Short exercise: In the items below, rewrite the lines from the line with "header-agenda-point: Point 2.5." to the line with "section-title-box (88, 88, 658, 106)", putting "section-heading-box" in place of "section-title-box" and leaving everything else unchanged.

Record list:
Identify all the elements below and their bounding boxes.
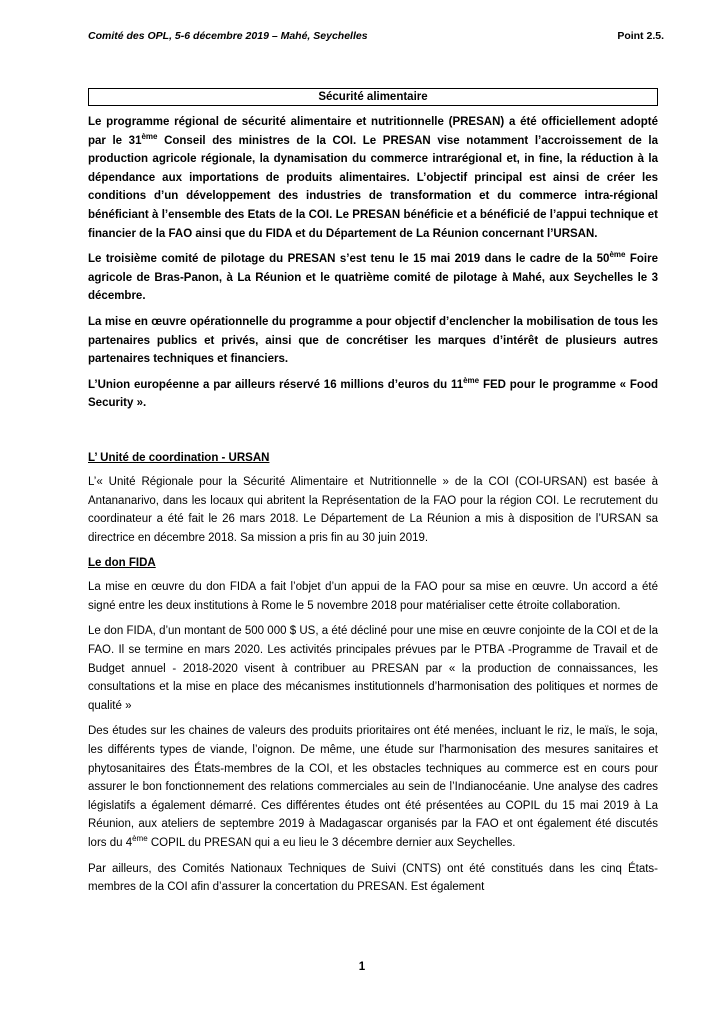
header-agenda-point: Point 2.5. (617, 30, 664, 42)
section-title-box (88, 88, 658, 106)
paragraph-fida-studies: Des études sur les chaines de valeurs des produits prioritaires ont été menées, incluant le riz, le maïs, le soja, les différents types de viande, l’oignon. De même, une étude sur l'harmonisation des mesures sanitaires et phytosanitaires des États-membres de la COI, et les obstacles techniques au commerce est en cours pour assurer le bon fonctionnement des relations commerciales au sein de l’Indianocéanie. Une analyse des cadres législatifs a également démarré. Ces différentes études ont été présentées au COPIL du 15 mai 2019 à La Réunion, aux ateliers de septembre 2019 à Madagascar organisés par la FAO et ont également été discutés lors du 4ème COPIL du PRESAN qui a eu lieu le 3 décembre dernier aux Seychelles. (88, 725, 658, 849)
paragraph-ursan: L’« Unité Régionale pour la Sécurité Alimentaire et Nutritionnelle » de la COI (COI-URSAN) est basée à Antananarivo, dans les locaux qui abritent la Représentation de la FAO pour la région COI. Le recrutement du coordinateur a été fait le 26 mars 2018. Le Département de La Réunion a mis à disposition de l’URSAN sa directrice en décembre 2018. Sa mission a pris fin au 30 juin 2019. (88, 475, 658, 544)
document-body (88, 113, 658, 904)
paragraph-fida-cnts: Par ailleurs, des Comités Nationaux Techniques de Suivi (CNTS) ont été constitués dans les cinq États-membres de la COI afin d’assurer la concertation du PRESAN. Est également (88, 862, 658, 894)
page-number: 1 (358, 961, 366, 973)
intro-paragraph-presan: Le programme régional de sécurité alimentaire et nutritionnelle (PRESAN) a été officiellement adopté par le 31ème Conseil des ministres de la COI. Le PRESAN vise notamment l’accroissement de la production agricole régionale, la dynamisation du commerce intrarégional et, in fine, la réduction à la dépendance aux importations de produits alimentaires. L’objectif principal est ainsi de créer les conditions d’un développement des industries de transformation et du commerce intra-régional bénéficiant à l’ensemble des Etats de la COI. Le PRESAN bénéficie et a bénéficié de l’appui technique et financier de la FAO ainsi que du FIDA et du Département de La Réunion concernant l’URSAN. (88, 116, 658, 240)
paragraph-fida-amount: Le don FIDA, d’un montant de 500 000 $ US, a été décliné pour une mise en œuvre conjointe de la COI et de la FAO. Il se termine en mars 2020. Les activités principales prévues par le PTBA -Programme de Travail et de Budget annuel - 2018-2020 visent à contribuer au PRESAN par « la production de connaissances, les consultations et la mise en place des mécanismes institutionnels d’harmonisation des politiques et normes de qualité » (88, 625, 658, 712)
header-meeting-info: Comité des OPL, 5-6 décembre 2019 – Mahé, Seychelles (88, 30, 368, 42)
section-title: Sécurité alimentaire (318, 91, 428, 103)
paragraph-fida-fao: La mise en œuvre du don FIDA a fait l’objet d’un appui de la FAO pour sa mise en œuvre. Un accord a été signé entre les deux institutions à Rome le 5 novembre 2018 pour matérialiser cette étroite collaboration. (88, 581, 658, 612)
section-spacer (88, 420, 658, 449)
heading-fida: Le don FIDA (88, 557, 156, 570)
running-header (88, 29, 664, 43)
heading-ursan: L’ Unité de coordination - URSAN (88, 451, 270, 464)
intro-paragraph-implementation: La mise en œuvre opérationnelle du programme a pour objectif d’enclencher la mobilisation de tous les partenaires publics et privés, ainsi que de concrétiser les marques d’intérêt de plusieurs autres partenaires techniques et financiers. (88, 315, 658, 366)
intro-paragraph-copil: Le troisième comité de pilotage du PRESAN s’est tenu le 15 mai 2019 dans le cadre de la 50ème Foire agricole de Bras-Panon, à La Réunion et le quatrième comité de pilotage à Mahé, aux Seychelles le 3 décembre. (88, 250, 658, 303)
intro-paragraph-eu-funding: L’Union européenne a par ailleurs réservé 16 millions d’euros du 11ème FED pour le programme « Food Security ». (88, 375, 658, 410)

Output for this task:
header-agenda-point: Point 2.5. (617, 30, 664, 42)
section-heading-box (88, 88, 658, 106)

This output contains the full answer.